━━━ Information given
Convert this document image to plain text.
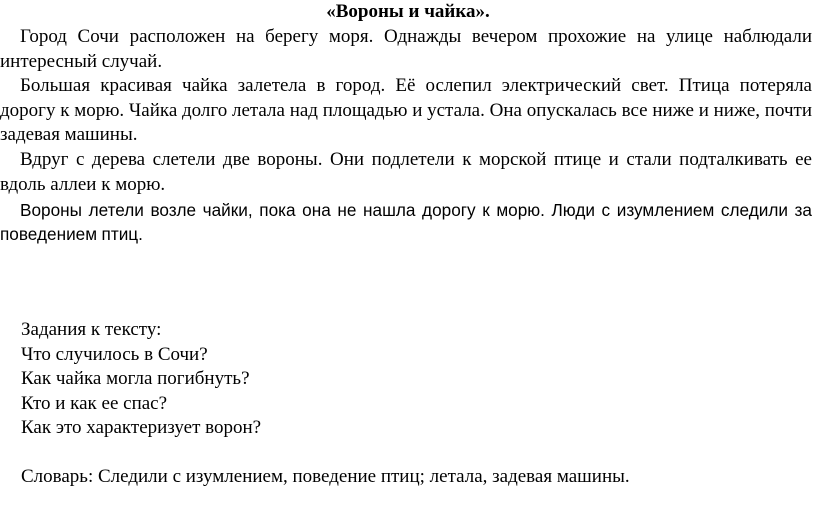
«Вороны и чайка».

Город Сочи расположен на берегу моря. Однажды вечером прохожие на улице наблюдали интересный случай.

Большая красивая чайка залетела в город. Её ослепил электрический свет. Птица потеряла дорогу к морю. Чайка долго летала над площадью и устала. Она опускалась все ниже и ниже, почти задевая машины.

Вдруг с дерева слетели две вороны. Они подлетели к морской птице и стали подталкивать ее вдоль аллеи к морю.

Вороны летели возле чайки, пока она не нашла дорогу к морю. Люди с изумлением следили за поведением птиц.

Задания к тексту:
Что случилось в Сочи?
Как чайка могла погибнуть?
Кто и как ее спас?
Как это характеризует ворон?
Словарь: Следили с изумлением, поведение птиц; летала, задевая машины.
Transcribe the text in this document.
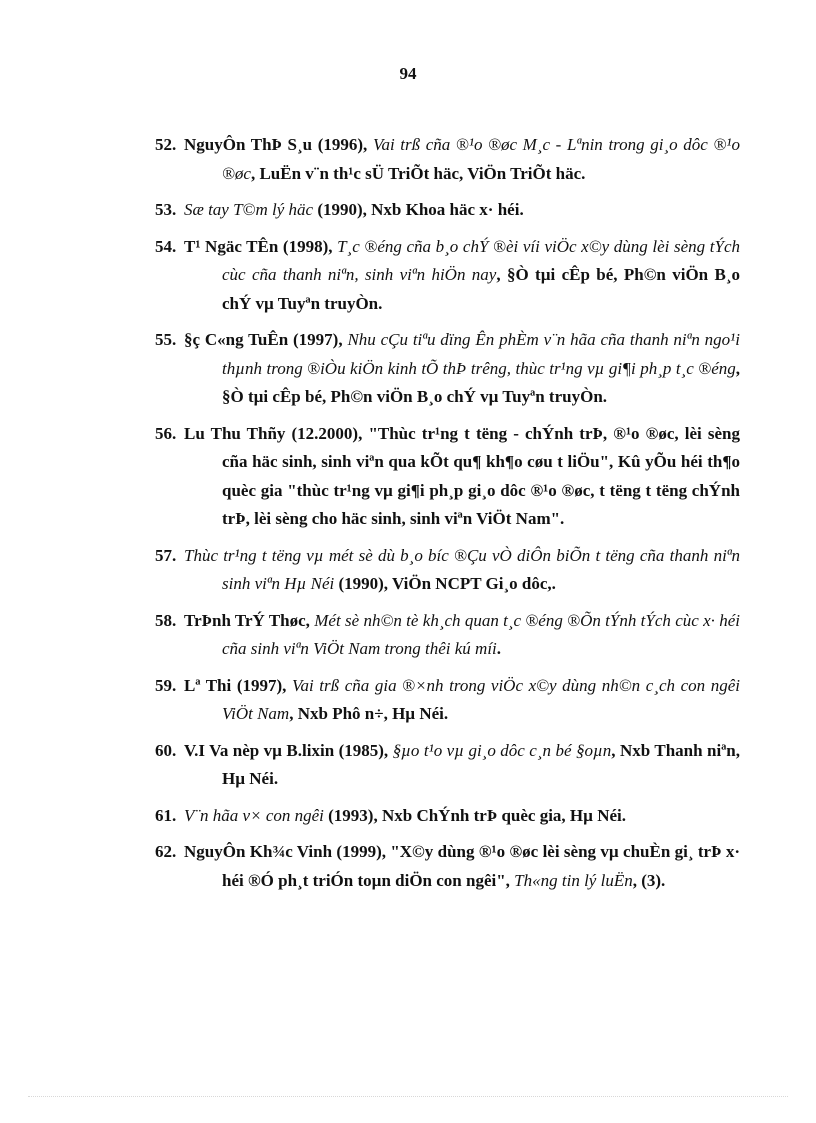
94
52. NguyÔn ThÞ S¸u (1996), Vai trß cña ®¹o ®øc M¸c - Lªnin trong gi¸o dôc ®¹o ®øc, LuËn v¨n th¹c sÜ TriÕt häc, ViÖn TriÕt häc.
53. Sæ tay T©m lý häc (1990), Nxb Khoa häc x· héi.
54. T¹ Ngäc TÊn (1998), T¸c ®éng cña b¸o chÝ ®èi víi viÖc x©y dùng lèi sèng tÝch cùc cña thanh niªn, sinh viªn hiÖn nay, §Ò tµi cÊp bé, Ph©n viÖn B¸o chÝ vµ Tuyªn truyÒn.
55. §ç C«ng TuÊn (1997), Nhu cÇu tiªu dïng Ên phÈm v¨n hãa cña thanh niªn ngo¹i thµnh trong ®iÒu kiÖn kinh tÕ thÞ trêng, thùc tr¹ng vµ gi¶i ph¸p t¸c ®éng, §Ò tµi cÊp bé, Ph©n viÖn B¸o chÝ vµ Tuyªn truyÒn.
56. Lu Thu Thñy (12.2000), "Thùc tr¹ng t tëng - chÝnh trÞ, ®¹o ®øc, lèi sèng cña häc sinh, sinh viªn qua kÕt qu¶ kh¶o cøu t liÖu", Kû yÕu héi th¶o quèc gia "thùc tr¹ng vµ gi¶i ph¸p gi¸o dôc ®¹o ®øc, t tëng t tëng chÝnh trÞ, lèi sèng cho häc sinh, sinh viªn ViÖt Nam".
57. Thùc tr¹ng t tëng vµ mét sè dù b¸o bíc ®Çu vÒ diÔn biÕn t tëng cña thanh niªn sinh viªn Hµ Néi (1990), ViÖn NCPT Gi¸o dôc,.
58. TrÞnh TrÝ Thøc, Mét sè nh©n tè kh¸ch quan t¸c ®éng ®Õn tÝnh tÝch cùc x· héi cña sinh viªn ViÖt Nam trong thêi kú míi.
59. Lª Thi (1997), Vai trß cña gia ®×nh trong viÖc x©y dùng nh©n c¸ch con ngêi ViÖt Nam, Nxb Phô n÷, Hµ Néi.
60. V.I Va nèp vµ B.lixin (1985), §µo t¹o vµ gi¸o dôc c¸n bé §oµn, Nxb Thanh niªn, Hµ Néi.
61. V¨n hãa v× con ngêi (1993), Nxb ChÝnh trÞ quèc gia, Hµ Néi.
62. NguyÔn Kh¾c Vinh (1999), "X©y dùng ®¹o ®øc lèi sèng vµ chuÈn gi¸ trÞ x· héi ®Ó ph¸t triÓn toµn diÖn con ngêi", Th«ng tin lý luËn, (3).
━━━━━━
━━━ Information given
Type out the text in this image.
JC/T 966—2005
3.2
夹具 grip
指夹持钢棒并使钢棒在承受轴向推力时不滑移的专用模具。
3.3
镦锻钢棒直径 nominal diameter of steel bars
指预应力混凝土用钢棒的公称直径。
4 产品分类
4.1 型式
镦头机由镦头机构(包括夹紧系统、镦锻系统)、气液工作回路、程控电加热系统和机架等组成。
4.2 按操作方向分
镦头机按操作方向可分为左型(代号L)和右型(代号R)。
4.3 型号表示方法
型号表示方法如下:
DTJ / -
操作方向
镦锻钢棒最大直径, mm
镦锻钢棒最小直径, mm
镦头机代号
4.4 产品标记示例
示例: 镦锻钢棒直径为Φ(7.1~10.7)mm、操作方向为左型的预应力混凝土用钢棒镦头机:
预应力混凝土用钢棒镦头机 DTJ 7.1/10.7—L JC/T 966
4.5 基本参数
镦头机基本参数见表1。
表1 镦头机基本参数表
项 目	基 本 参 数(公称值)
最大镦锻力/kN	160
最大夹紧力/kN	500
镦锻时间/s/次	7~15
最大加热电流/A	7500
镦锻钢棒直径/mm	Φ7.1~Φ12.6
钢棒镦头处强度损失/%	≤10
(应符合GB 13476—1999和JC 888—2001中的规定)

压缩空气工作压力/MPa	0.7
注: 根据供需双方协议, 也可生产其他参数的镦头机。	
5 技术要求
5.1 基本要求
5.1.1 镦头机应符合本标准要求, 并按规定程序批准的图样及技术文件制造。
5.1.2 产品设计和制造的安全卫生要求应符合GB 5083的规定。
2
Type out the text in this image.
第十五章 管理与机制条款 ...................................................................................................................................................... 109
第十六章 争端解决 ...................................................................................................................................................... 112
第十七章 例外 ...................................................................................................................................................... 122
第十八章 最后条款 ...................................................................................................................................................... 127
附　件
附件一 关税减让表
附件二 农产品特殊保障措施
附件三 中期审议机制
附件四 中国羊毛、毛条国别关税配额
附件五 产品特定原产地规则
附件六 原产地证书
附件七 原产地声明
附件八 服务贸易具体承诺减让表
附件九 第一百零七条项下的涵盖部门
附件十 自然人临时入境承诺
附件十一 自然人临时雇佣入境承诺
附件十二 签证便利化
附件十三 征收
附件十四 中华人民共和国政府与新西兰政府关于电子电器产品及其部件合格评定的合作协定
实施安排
━━━━━━
**Job:**
Extract every line from the records above that contains the word "trong".

**Reply:**
52. NguyÔn ThÞ S¸u (1996), Vai trß cña ®¹o ®øc M¸c - Lªnin trong gi¸o dôc ®¹o ®øc, LuËn v¨n th¹c sÜ TriÕt häc, ViÖn TriÕt häc.
55. §ç C«ng TuÊn (1997), Nhu cÇu tiªu dïng Ên phÈm v¨n hãa cña thanh niªn ngo¹i thµnh trong ®iÒu kiÖn kinh tÕ thÞ trêng, thùc tr¹ng vµ gi¶i ph¸p t¸c ®éng, §Ò tµi cÊp bé, Ph©n viÖn B¸o chÝ vµ Tuyªn truyÒn.
58. TrÞnh TrÝ Thøc, Mét sè nh©n tè kh¸ch quan t¸c ®éng ®Õn tÝnh tÝch cùc x· héi cña sinh viªn ViÖt Nam trong thêi kú míi.
59. Lª Thi (1997), Vai trß cña gia ®×nh trong viÖc x©y dùng nh©n c¸ch con ngêi ViÖt Nam, Nxb Phô n÷, Hµ Néi.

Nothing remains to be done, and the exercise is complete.